━━━━━ MATERIAL ━━━━━
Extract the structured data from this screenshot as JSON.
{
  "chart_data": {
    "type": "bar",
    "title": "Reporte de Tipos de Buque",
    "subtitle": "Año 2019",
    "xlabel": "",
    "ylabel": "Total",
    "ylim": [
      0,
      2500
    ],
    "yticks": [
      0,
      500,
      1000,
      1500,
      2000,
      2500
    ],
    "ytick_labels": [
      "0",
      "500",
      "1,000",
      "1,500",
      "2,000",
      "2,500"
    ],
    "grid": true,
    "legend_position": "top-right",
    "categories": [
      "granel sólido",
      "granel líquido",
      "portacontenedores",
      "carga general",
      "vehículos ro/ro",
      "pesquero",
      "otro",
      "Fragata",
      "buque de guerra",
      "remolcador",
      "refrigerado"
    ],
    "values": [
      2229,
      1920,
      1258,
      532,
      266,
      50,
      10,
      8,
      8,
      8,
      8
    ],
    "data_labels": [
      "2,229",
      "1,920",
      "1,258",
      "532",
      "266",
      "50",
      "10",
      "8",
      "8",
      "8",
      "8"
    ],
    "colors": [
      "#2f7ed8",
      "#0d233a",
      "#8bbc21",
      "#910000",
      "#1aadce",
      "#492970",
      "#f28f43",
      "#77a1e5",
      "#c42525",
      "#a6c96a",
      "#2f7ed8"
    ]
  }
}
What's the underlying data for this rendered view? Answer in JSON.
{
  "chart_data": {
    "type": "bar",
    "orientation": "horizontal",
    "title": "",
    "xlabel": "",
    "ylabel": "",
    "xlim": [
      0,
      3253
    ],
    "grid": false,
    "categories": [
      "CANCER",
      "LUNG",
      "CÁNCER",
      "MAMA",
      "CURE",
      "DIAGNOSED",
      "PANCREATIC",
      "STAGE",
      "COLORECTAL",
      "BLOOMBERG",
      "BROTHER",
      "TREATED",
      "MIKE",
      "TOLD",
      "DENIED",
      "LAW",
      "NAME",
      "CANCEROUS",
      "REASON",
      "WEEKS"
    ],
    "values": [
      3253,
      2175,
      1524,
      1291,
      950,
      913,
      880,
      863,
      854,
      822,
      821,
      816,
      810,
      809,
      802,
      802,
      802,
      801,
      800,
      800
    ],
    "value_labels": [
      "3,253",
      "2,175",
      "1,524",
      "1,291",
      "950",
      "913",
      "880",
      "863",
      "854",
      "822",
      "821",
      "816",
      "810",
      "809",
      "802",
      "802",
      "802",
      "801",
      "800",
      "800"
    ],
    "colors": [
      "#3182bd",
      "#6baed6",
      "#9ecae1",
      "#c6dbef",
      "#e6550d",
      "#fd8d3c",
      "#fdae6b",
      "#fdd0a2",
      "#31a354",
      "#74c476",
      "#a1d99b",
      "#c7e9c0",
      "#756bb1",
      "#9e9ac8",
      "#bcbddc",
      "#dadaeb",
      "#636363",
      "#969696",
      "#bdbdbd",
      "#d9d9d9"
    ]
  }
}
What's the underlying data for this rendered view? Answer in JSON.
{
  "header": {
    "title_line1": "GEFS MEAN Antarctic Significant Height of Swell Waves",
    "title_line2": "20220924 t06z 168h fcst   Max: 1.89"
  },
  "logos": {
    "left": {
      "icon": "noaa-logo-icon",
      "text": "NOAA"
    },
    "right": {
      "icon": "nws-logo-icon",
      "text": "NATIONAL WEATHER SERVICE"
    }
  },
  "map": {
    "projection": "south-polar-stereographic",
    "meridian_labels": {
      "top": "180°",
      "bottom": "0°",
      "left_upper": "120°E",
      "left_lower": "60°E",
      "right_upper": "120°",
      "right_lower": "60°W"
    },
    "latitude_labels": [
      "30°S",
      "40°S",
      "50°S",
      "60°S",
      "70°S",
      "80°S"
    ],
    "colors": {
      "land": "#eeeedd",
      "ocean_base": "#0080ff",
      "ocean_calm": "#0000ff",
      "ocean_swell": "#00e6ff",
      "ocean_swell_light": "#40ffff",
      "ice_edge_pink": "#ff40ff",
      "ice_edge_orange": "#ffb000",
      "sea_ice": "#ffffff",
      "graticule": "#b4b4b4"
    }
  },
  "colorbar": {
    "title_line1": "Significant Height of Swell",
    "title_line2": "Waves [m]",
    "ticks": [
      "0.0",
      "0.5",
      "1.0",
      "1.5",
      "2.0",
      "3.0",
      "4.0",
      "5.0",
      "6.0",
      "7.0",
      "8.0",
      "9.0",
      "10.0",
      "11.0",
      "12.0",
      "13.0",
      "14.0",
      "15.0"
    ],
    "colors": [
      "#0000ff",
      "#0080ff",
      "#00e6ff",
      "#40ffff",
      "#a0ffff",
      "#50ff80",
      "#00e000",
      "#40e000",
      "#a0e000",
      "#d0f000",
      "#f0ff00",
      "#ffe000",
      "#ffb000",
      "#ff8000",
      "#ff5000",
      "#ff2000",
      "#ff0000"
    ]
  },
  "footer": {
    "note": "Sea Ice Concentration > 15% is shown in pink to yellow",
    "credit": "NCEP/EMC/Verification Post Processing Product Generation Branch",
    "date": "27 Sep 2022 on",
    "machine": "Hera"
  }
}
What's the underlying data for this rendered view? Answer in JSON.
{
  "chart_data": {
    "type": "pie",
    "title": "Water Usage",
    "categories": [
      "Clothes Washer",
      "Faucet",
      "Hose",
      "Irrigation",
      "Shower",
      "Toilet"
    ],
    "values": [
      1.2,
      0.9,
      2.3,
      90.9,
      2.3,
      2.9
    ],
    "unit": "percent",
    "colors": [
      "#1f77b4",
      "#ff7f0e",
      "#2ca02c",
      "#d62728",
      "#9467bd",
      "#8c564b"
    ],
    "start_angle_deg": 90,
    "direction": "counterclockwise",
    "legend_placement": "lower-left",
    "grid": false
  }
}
━━━━━
Every line of the records above needs to be given again exactly.

### ANSWER IN FULL
Extract the structured data from this screenshot as JSON.
{
  "chart_data": {
    "type": "bar",
    "title": "Reporte de Tipos de Buque",
    "subtitle": "Año 2019",
    "xlabel": "",
    "ylabel": "Total",
    "ylim": [
      0,
      2500
    ],
    "yticks": [
      0,
      500,
      1000,
      1500,
      2000,
      2500
    ],
    "ytick_labels": [
      "0",
      "500",
      "1,000",
      "1,500",
      "2,000",
      "2,500"
    ],
    "grid": true,
    "legend_position": "top-right",
    "categories": [
      "granel sólido",
      "granel líquido",
      "portacontenedores",
      "carga general",
      "vehículos ro/ro",
      "pesquero",
      "otro",
      "Fragata",
      "buque de guerra",
      "remolcador",
      "refrigerado"
    ],
    "values": [
      2229,
      1920,
      1258,
      532,
      266,
      50,
      10,
      8,
      8,
      8,
      8
    ],
    "data_labels": [
      "2,229",
      "1,920",
      "1,258",
      "532",
      "266",
      "50",
      "10",
      "8",
      "8",
      "8",
      "8"
    ],
    "colors": [
      "#2f7ed8",
      "#0d233a",
      "#8bbc21",
      "#910000",
      "#1aadce",
      "#492970",
      "#f28f43",
      "#77a1e5",
      "#c42525",
      "#a6c96a",
      "#2f7ed8"
    ]
  }
}
What's the underlying data for this rendered view? Answer in JSON.
{
  "chart_data": {
    "type": "bar",
    "orientation": "horizontal",
    "title": "",
    "xlabel": "",
    "ylabel": "",
    "xlim": [
      0,
      3253
    ],
    "grid": false,
    "categories": [
      "CANCER",
      "LUNG",
      "CÁNCER",
      "MAMA",
      "CURE",
      "DIAGNOSED",
      "PANCREATIC",
      "STAGE",
      "COLORECTAL",
      "BLOOMBERG",
      "BROTHER",
      "TREATED",
      "MIKE",
      "TOLD",
      "DENIED",
      "LAW",
      "NAME",
      "CANCEROUS",
      "REASON",
      "WEEKS"
    ],
    "values": [
      3253,
      2175,
      1524,
      1291,
      950,
      913,
      880,
      863,
      854,
      822,
      821,
      816,
      810,
      809,
      802,
      802,
      802,
      801,
      800,
      800
    ],
    "value_labels": [
      "3,253",
      "2,175",
      "1,524",
      "1,291",
      "950",
      "913",
      "880",
      "863",
      "854",
      "822",
      "821",
      "816",
      "810",
      "809",
      "802",
      "802",
      "802",
      "801",
      "800",
      "800"
    ],
    "colors": [
      "#3182bd",
      "#6baed6",
      "#9ecae1",
      "#c6dbef",
      "#e6550d",
      "#fd8d3c",
      "#fdae6b",
      "#fdd0a2",
      "#31a354",
      "#74c476",
      "#a1d99b",
      "#c7e9c0",
      "#756bb1",
      "#9e9ac8",
      "#bcbddc",
      "#dadaeb",
      "#636363",
      "#969696",
      "#bdbdbd",
      "#d9d9d9"
    ]
  }
}
What's the underlying data for this rendered view? Answer in JSON.
{
  "header": {
    "title_line1": "GEFS MEAN Antarctic Significant Height of Swell Waves",
    "title_line2": "20220924 t06z 168h fcst   Max: 1.89"
  },
  "logos": {
    "left": {
      "icon": "noaa-logo-icon",
      "text": "NOAA"
    },
    "right": {
      "icon": "nws-logo-icon",
      "text": "NATIONAL WEATHER SERVICE"
    }
  },
  "map": {
    "projection": "south-polar-stereographic",
    "meridian_labels": {
      "top": "180°",
      "bottom": "0°",
      "left_upper": "120°E",
      "left_lower": "60°E",
      "right_upper": "120°",
      "right_lower": "60°W"
    },
    "latitude_labels": [
      "30°S",
      "40°S",
      "50°S",
      "60°S",
      "70°S",
      "80°S"
    ],
    "colors": {
      "land": "#eeeedd",
      "ocean_base": "#0080ff",
      "ocean_calm": "#0000ff",
      "ocean_swell": "#00e6ff",
      "ocean_swell_light": "#40ffff",
      "ice_edge_pink": "#ff40ff",
      "ice_edge_orange": "#ffb000",
      "sea_ice": "#ffffff",
      "graticule": "#b4b4b4"
    }
  },
  "colorbar": {
    "title_line1": "Significant Height of Swell",
    "title_line2": "Waves [m]",
    "ticks": [
      "0.0",
      "0.5",
      "1.0",
      "1.5",
      "2.0",
      "3.0",
      "4.0",
      "5.0",
      "6.0",
      "7.0",
      "8.0",
      "9.0",
      "10.0",
      "11.0",
      "12.0",
      "13.0",
      "14.0",
      "15.0"
    ],
    "colors": [
      "#0000ff",
      "#0080ff",
      "#00e6ff",
      "#40ffff",
      "#a0ffff",
      "#50ff80",
      "#00e000",
      "#40e000",
      "#a0e000",
      "#d0f000",
      "#f0ff00",
      "#ffe000",
      "#ffb000",
      "#ff8000",
      "#ff5000",
      "#ff2000",
      "#ff0000"
    ]
  },
  "footer": {
    "note": "Sea Ice Concentration > 15% is shown in pink to yellow",
    "credit": "NCEP/EMC/Verification Post Processing Product Generation Branch",
    "date": "27 Sep 2022 on",
    "machine": "Hera"
  }
}
What's the underlying data for this rendered view? Answer in JSON.
{
  "chart_data": {
    "type": "pie",
    "title": "Water Usage",
    "categories": [
      "Clothes Washer",
      "Faucet",
      "Hose",
      "Irrigation",
      "Shower",
      "Toilet"
    ],
    "values": [
      1.2,
      0.9,
      2.3,
      90.9,
      2.3,
      2.9
    ],
    "unit": "percent",
    "colors": [
      "#1f77b4",
      "#ff7f0e",
      "#2ca02c",
      "#d62728",
      "#9467bd",
      "#8c564b"
    ],
    "start_angle_deg": 90,
    "direction": "counterclockwise",
    "legend_placement": "lower-left",
    "grid": false
  }
}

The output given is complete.